■ **Request**: Send back the records in full, character for character.

■ **Dataset records**:

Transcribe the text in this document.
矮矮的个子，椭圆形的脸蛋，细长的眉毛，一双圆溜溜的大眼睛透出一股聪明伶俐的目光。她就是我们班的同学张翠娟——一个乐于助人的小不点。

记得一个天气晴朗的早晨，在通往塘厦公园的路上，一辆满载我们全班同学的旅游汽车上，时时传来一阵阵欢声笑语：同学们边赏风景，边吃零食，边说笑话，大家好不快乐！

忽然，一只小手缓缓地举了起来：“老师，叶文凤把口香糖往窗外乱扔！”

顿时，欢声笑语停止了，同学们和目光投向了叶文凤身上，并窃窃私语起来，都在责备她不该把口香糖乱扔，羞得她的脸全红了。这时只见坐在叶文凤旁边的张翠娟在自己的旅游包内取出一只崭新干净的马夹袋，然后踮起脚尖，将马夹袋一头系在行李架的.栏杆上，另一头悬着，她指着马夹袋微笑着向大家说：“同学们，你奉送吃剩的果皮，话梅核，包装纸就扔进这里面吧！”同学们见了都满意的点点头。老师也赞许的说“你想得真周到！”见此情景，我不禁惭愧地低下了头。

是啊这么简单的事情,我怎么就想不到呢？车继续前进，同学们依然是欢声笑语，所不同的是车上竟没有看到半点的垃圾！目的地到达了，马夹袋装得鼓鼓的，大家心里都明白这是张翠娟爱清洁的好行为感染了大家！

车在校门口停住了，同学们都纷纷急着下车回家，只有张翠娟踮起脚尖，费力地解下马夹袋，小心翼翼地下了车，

■ **Result of the exercise**:
Transcribe the text in this document.
矮矮的个子，椭圆形的脸蛋，细长的眉毛，一双圆溜溜的大眼睛透出一股聪明伶俐的目光。她就是我们班的同学张翠娟——一个乐于助人的小不点。

记得一个天气晴朗的早晨，在通往塘厦公园的路上，一辆满载我们全班同学的旅游汽车上，时时传来一阵阵欢声笑语：同学们边赏风景，边吃零食，边说笑话，大家好不快乐！

忽然，一只小手缓缓地举了起来：“老师，叶文凤把口香糖往窗外乱扔！”

顿时，欢声笑语停止了，同学们和目光投向了叶文凤身上，并窃窃私语起来，都在责备她不该把口香糖乱扔，羞得她的脸全红了。这时只见坐在叶文凤旁边的张翠娟在自己的旅游包内取出一只崭新干净的马夹袋，然后踮起脚尖，将马夹袋一头系在行李架的.栏杆上，另一头悬着，她指着马夹袋微笑着向大家说：“同学们，你奉送吃剩的果皮，话梅核，包装纸就扔进这里面吧！”同学们见了都满意的点点头。老师也赞许的说“你想得真周到！”见此情景，我不禁惭愧地低下了头。

是啊这么简单的事情,我怎么就想不到呢？车继续前进，同学们依然是欢声笑语，所不同的是车上竟没有看到半点的垃圾！目的地到达了，马夹袋装得鼓鼓的，大家心里都明白这是张翠娟爱清洁的好行为感染了大家！

车在校门口停住了，同学们都纷纷急着下车回家，只有张翠娟踮起脚尖，费力地解下马夹袋，小心翼翼地下了车，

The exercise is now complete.